Exercise task
Using the entries that follow, collect the lines where the word "ESG報告指引" appears.
= = =
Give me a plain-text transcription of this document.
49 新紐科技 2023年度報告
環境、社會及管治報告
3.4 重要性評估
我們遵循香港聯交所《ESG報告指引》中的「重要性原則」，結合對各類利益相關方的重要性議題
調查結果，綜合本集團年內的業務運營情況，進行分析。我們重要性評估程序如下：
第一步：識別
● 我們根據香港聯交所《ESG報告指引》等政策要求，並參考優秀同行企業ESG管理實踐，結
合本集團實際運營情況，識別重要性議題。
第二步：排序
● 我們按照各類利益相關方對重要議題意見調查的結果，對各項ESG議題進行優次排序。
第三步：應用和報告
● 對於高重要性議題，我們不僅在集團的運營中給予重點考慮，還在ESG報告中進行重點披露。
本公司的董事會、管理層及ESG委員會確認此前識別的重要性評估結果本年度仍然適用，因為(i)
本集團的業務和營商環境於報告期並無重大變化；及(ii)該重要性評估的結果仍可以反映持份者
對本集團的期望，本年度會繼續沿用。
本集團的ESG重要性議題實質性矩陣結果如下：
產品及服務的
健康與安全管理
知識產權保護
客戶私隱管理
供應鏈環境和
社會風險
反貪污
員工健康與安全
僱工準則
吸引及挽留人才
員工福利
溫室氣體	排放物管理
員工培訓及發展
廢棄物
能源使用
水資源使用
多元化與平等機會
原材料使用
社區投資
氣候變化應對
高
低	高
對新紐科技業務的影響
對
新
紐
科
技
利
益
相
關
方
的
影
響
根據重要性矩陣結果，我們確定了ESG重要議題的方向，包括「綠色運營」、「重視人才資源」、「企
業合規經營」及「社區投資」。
= = =
Exercise answer
我們遵循香港聯交所《ESG報告指引》中的「重要性原則」，結合對各類利益相關方的重要性議題
● 我們根據香港聯交所《ESG報告指引》等政策要求，並參考優秀同行企業ESG管理實踐，結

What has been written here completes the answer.